--- begin Given data ---

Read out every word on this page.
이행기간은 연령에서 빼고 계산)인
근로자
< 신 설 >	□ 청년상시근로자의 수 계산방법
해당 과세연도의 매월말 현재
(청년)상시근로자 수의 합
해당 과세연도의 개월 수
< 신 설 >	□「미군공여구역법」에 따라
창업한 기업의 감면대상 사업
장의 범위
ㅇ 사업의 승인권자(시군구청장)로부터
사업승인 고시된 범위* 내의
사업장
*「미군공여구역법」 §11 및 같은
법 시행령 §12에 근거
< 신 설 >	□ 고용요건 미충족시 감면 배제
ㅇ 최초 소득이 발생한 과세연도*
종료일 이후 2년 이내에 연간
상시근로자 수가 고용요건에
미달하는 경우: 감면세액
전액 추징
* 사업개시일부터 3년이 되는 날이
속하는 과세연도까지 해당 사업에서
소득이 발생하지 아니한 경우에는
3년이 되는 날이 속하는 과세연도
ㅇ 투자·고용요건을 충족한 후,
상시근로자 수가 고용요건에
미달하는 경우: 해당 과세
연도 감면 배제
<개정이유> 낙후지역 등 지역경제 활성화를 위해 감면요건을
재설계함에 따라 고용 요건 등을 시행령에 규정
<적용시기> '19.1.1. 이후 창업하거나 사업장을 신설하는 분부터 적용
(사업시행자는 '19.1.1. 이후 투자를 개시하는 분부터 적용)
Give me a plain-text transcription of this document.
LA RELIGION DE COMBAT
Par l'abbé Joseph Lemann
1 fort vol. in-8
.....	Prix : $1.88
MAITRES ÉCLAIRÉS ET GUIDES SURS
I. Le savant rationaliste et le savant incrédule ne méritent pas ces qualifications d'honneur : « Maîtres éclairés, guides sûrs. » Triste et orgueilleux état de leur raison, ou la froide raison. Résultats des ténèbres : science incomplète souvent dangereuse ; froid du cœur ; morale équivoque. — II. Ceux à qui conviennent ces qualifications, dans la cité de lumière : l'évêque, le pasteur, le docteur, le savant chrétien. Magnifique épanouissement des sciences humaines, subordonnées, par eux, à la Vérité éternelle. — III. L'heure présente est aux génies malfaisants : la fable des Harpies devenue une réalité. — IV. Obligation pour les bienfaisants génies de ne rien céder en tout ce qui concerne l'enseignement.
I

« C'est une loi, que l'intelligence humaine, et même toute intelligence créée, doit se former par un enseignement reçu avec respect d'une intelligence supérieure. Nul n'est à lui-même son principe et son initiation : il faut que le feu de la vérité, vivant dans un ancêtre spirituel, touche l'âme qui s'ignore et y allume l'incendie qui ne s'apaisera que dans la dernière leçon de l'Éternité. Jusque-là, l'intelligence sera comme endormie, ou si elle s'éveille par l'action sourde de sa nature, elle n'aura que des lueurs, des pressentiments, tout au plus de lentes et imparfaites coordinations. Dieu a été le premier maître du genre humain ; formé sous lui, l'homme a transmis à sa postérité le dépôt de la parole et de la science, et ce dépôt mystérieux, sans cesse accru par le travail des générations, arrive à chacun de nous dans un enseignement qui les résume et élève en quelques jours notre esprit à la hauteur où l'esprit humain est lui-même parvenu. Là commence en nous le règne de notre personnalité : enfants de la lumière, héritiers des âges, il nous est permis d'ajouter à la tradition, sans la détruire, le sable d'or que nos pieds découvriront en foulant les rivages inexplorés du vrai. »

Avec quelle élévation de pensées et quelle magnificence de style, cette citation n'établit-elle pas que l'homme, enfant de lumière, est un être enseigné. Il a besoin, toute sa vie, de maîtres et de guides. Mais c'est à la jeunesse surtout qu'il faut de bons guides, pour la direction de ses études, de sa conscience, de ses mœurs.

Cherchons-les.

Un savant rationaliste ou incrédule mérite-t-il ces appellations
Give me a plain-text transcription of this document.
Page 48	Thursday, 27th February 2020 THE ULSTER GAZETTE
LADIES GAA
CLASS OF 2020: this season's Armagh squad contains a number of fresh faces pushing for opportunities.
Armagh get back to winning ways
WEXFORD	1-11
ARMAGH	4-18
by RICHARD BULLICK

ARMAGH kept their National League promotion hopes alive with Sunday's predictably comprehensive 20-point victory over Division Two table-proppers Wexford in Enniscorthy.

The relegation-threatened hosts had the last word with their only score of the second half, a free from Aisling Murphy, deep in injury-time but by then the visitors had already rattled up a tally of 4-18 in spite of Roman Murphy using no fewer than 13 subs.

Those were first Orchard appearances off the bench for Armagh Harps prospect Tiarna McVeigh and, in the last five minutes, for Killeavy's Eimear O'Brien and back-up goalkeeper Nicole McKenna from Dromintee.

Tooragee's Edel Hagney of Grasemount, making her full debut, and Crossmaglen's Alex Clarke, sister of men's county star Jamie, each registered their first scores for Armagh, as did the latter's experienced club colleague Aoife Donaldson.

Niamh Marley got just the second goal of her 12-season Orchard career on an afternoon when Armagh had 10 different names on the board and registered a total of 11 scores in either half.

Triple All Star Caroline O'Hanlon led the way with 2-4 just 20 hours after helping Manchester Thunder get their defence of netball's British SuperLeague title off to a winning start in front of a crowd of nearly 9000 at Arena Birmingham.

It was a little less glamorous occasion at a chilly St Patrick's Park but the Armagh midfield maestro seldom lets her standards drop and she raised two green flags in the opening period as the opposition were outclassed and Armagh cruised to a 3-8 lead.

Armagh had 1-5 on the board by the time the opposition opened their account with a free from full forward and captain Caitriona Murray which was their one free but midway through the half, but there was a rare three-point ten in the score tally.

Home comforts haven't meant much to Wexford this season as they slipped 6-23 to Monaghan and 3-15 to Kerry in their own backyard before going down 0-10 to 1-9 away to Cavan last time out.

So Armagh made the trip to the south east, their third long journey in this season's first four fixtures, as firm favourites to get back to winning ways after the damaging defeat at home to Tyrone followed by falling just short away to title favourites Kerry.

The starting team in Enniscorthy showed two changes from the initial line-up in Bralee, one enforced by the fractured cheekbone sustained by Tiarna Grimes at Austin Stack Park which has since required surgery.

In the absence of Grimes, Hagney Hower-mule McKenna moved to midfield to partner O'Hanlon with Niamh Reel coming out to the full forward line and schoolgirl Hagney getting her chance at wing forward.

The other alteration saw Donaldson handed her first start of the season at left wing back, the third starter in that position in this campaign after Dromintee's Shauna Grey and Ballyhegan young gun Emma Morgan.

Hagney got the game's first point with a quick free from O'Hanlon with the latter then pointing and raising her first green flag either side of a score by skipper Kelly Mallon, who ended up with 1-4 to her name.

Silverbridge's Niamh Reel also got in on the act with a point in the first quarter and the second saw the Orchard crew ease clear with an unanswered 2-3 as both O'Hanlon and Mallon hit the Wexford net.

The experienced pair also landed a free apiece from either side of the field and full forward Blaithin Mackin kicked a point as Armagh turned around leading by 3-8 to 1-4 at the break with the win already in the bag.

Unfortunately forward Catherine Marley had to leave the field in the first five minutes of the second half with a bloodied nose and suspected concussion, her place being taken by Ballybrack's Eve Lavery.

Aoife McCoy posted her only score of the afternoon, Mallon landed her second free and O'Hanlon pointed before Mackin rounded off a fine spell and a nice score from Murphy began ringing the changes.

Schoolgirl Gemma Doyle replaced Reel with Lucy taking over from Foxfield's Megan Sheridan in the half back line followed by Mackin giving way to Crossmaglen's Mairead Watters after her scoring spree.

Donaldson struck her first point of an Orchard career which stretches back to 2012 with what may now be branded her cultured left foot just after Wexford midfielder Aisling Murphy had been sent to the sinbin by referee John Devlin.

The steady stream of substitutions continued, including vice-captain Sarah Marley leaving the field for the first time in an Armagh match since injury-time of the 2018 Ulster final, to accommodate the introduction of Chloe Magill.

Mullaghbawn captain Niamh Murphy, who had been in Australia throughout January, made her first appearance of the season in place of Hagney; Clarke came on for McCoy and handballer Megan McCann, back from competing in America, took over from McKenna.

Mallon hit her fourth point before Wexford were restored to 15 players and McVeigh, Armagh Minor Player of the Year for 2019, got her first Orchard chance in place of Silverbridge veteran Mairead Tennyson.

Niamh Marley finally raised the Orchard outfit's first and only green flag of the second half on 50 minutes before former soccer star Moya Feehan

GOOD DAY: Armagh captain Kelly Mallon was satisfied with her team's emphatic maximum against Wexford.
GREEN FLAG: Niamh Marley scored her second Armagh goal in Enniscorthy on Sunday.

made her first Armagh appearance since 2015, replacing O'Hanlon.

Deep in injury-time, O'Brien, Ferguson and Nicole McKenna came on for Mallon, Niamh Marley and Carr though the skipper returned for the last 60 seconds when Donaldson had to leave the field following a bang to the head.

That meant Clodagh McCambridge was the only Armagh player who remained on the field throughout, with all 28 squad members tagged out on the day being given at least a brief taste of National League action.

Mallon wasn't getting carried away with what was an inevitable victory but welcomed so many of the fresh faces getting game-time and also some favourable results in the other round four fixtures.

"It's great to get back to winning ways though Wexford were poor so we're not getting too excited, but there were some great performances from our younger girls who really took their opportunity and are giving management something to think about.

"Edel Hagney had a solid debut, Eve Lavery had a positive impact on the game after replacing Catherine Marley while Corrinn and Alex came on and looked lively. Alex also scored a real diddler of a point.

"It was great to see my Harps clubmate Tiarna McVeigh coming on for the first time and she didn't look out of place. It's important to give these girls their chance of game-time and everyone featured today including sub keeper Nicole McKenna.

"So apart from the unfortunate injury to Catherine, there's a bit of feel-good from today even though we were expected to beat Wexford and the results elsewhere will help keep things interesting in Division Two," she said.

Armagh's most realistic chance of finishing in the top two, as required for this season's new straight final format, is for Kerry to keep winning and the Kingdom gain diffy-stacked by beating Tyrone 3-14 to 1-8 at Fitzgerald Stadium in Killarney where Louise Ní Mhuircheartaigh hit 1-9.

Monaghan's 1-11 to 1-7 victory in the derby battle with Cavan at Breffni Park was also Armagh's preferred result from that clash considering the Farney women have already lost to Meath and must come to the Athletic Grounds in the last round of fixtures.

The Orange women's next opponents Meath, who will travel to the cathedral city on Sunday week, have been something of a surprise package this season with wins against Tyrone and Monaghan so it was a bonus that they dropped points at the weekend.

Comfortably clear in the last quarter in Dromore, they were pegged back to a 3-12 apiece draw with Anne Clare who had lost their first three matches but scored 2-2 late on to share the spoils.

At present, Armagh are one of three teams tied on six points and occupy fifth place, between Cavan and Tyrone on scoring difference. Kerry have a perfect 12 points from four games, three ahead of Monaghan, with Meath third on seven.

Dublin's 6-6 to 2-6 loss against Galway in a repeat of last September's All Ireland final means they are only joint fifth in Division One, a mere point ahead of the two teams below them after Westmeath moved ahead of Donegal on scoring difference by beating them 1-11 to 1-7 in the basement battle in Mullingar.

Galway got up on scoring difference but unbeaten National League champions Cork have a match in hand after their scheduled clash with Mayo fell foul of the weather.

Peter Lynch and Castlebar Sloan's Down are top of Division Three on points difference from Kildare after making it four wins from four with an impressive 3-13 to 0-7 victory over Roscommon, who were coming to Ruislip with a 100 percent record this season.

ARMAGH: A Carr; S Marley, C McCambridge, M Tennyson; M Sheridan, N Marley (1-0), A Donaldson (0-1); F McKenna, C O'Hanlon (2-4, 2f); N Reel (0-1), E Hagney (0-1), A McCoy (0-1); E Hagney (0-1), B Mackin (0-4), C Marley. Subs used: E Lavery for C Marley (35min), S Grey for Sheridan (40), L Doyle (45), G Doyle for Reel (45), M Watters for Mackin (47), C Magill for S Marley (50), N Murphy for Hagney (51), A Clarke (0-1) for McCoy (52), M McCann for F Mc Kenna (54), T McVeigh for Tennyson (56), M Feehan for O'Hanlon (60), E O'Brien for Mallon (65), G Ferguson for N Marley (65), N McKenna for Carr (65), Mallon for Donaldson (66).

--- end Given data ---

Each line in the data that holds the string "word" should be found and copied.

Read out every word on this page.
The relegation-threatened hosts had the last word with their only score of the second half, a free from Aisling Murphy, deep in injury-time but by then the visitors had already rattled up a tally of 4-18 in spite of Roman Murphy using no fewer than 13 subs.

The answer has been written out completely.